EXERCISE REQUIREMENTS
For each line below that includes the word "caption", make a copy.

════════════════════

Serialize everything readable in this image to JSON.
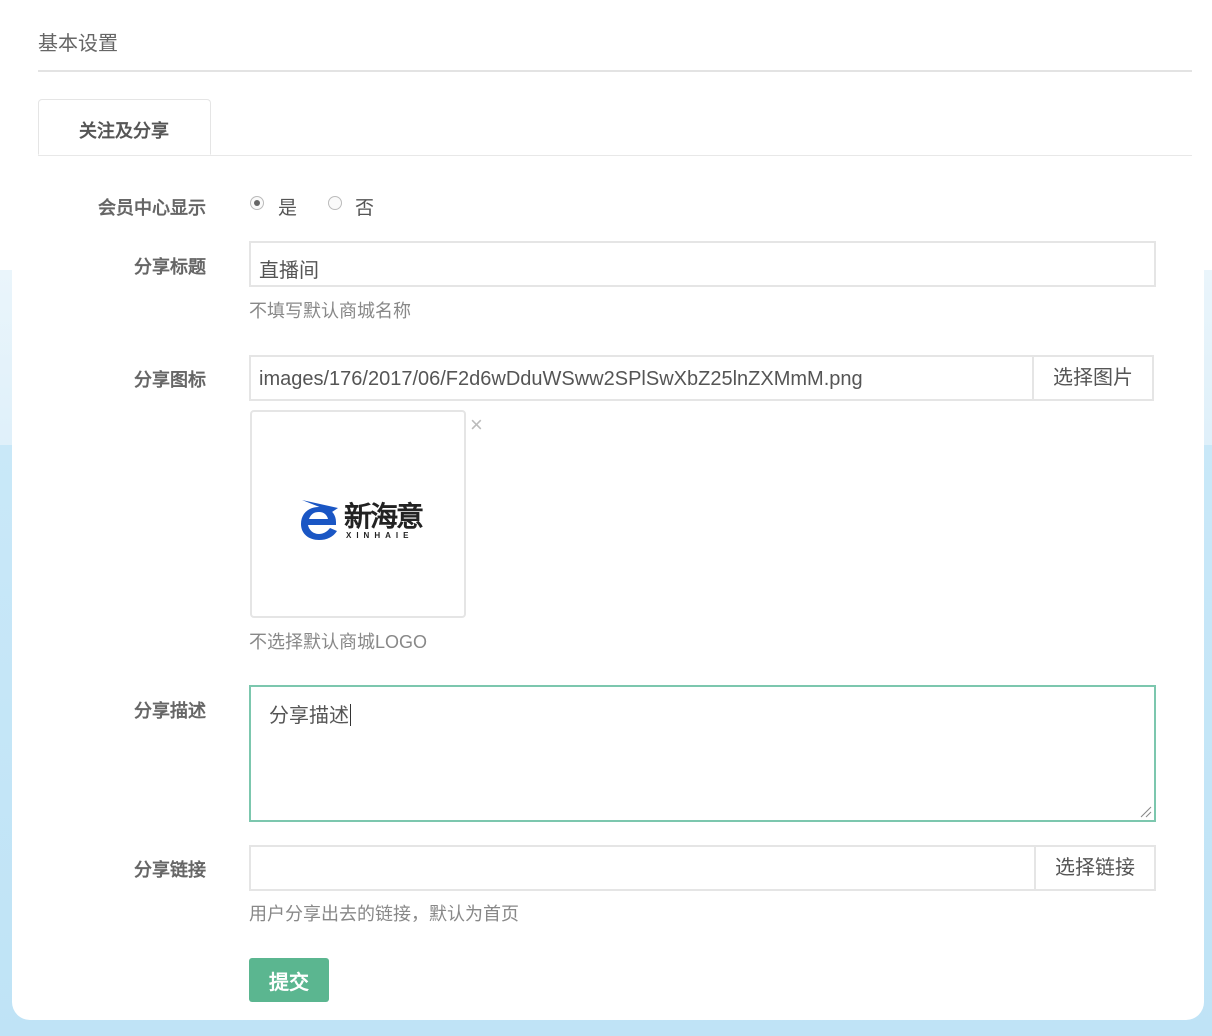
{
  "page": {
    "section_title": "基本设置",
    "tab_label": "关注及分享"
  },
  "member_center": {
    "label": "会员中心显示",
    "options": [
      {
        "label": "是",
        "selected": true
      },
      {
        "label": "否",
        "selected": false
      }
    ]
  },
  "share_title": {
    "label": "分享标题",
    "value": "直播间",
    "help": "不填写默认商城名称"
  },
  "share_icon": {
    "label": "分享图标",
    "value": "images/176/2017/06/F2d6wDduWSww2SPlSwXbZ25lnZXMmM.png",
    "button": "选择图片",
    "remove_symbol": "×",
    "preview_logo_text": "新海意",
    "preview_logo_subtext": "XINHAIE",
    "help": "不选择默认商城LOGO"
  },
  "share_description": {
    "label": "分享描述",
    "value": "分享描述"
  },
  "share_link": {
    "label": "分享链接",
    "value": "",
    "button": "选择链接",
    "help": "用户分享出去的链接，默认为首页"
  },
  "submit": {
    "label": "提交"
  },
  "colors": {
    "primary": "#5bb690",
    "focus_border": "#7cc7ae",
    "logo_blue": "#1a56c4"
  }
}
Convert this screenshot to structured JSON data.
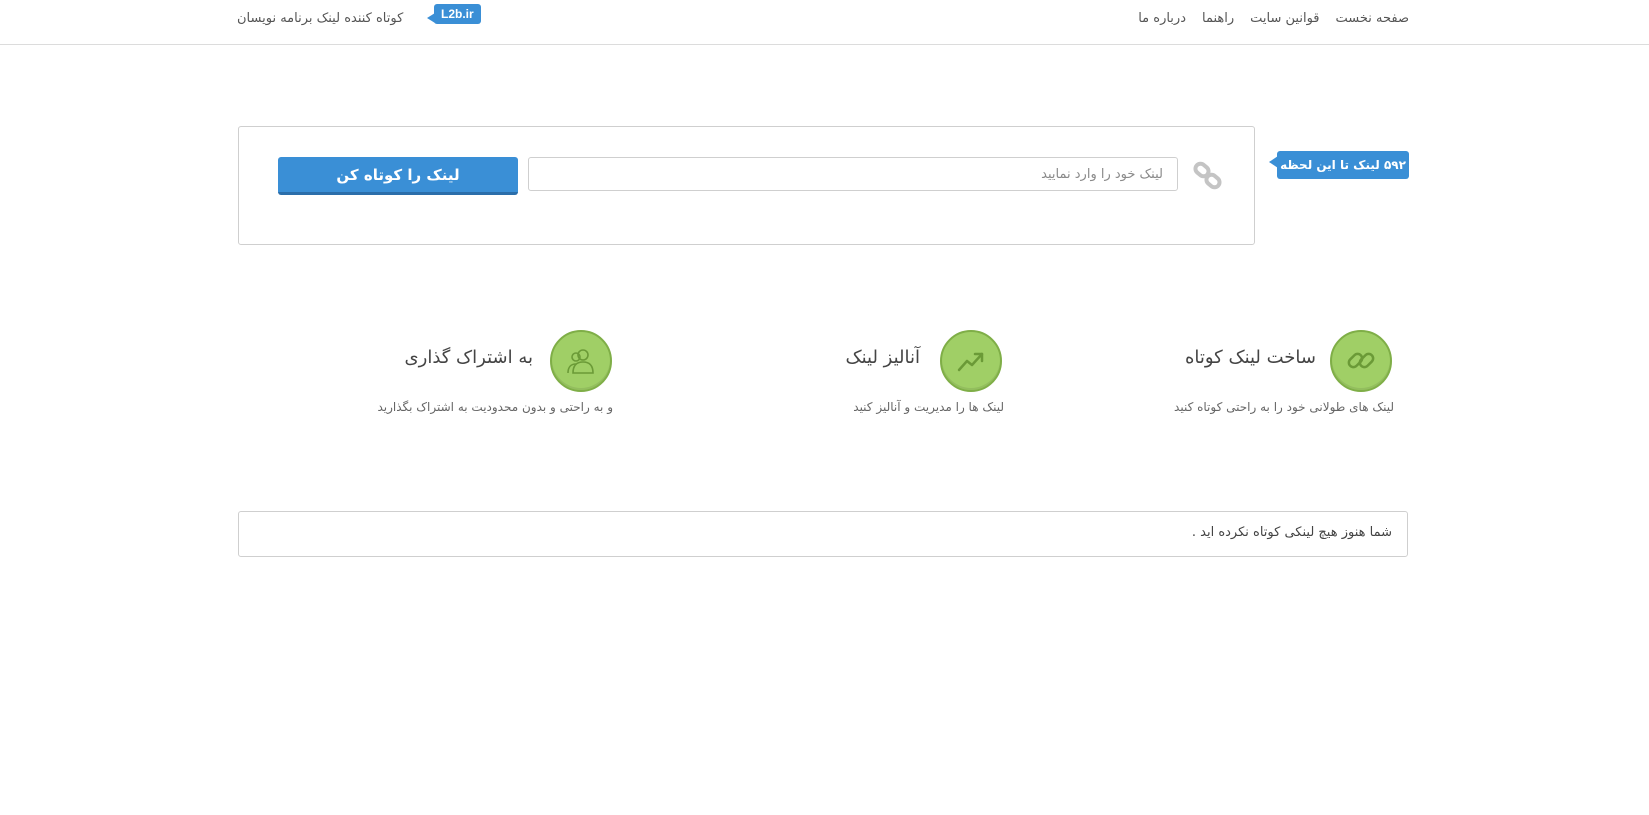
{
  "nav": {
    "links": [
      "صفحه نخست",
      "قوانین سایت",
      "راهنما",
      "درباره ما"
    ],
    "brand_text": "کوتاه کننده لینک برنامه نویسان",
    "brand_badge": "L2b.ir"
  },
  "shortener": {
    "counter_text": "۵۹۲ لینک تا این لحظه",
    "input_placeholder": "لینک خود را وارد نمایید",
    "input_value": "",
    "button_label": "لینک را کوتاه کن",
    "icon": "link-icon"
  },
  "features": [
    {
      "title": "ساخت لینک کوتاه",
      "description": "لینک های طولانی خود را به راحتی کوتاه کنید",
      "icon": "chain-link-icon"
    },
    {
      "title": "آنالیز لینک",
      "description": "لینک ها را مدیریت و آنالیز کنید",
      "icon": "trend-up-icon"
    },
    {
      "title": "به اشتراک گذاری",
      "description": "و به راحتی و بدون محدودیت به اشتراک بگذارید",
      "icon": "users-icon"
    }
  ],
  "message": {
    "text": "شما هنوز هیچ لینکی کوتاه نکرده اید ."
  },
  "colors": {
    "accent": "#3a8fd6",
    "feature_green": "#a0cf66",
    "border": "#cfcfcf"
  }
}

════════════════════

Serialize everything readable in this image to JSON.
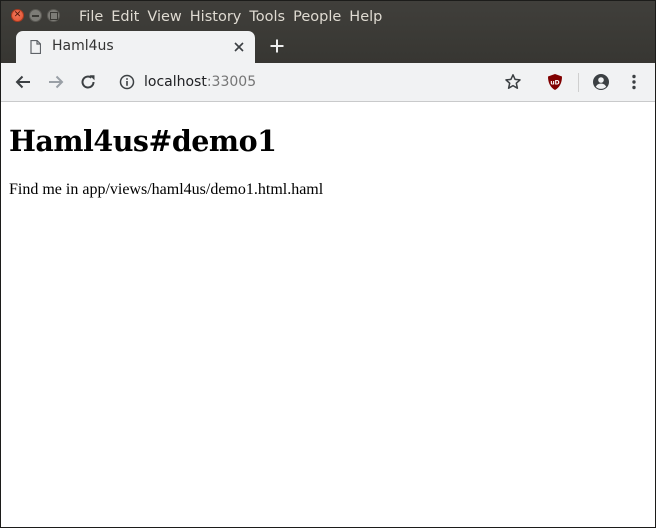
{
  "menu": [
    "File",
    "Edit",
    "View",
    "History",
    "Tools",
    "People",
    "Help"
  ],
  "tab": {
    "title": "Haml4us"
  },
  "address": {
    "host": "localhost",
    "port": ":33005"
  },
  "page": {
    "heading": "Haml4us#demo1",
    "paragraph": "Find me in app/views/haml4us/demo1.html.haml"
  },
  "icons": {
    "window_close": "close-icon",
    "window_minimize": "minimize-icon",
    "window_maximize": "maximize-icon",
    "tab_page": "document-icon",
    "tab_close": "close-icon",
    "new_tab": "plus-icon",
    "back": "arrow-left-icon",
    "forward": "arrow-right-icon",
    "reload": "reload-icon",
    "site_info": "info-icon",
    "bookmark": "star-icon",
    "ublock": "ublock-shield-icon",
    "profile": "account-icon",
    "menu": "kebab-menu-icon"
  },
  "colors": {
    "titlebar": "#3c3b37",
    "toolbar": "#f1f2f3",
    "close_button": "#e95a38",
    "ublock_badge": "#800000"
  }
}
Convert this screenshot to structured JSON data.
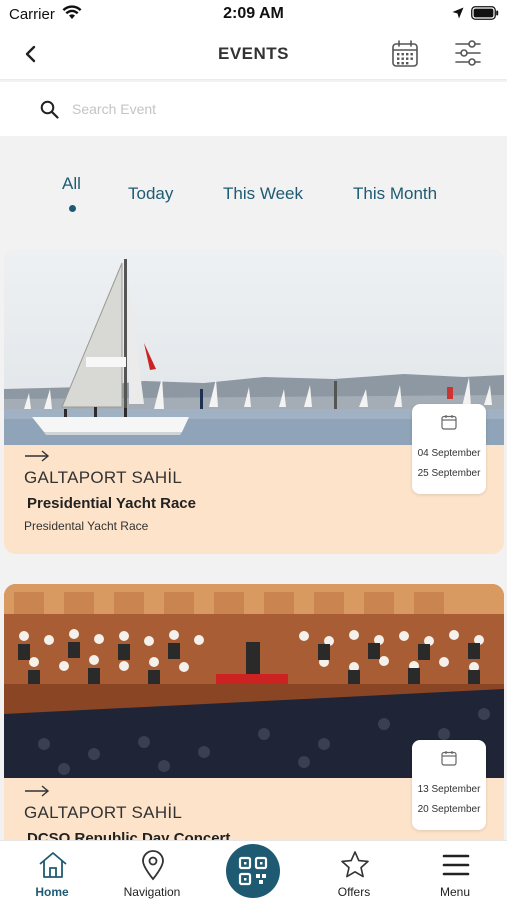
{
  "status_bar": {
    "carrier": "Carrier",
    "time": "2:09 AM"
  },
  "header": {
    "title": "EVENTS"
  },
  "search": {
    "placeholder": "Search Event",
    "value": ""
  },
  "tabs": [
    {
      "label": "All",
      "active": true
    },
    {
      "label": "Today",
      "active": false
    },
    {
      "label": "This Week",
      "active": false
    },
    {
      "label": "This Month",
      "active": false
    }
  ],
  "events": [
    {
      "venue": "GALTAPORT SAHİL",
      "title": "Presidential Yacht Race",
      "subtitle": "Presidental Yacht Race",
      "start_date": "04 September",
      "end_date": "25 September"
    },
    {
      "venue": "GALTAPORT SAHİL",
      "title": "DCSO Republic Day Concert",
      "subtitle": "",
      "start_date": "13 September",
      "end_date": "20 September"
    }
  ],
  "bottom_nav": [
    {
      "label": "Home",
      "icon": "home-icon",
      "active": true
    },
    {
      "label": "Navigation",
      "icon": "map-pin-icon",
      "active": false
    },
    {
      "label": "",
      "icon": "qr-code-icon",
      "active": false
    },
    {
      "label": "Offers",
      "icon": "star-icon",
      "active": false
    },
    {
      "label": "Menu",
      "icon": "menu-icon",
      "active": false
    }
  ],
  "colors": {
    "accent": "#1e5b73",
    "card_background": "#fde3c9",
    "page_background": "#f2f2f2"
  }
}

════════════════════

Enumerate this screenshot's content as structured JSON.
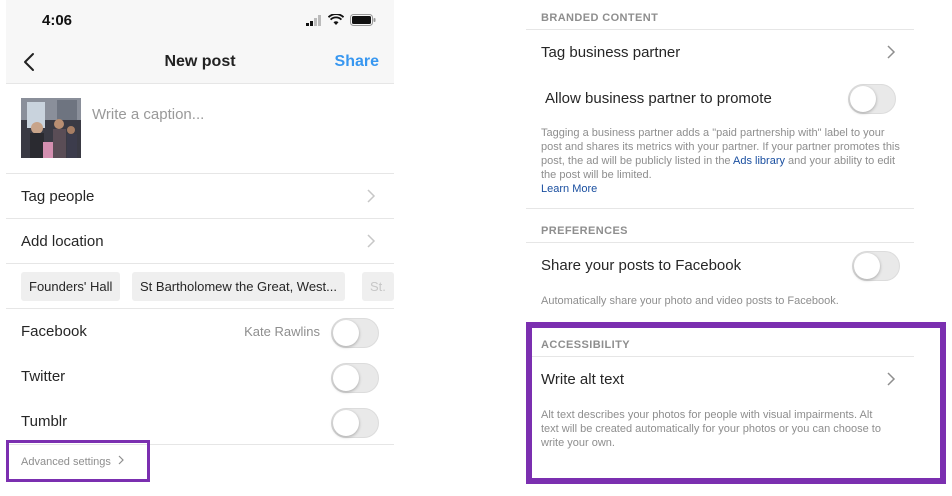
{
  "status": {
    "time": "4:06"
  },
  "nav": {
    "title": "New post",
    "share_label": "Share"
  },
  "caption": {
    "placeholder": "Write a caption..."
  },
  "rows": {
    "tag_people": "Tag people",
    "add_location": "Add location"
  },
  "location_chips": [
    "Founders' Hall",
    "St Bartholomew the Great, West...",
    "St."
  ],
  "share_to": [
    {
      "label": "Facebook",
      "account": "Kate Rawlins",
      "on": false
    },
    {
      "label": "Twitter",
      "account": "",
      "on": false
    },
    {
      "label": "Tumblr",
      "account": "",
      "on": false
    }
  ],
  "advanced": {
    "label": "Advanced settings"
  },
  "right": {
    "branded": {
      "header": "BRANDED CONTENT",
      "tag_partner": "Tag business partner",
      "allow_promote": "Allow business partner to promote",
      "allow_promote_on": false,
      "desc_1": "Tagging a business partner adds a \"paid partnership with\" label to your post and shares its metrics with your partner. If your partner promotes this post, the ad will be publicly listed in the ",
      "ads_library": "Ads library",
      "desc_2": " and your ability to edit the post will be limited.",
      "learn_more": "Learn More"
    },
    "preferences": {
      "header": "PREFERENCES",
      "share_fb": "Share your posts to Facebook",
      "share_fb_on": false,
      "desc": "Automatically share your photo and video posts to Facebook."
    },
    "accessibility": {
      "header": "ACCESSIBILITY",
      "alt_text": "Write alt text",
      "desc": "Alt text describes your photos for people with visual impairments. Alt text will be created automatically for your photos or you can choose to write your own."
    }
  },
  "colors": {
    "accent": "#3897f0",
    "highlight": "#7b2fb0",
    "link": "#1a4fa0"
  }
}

════════════════════

RESULT
  "caption": {
    "placeholder": "Write a caption..."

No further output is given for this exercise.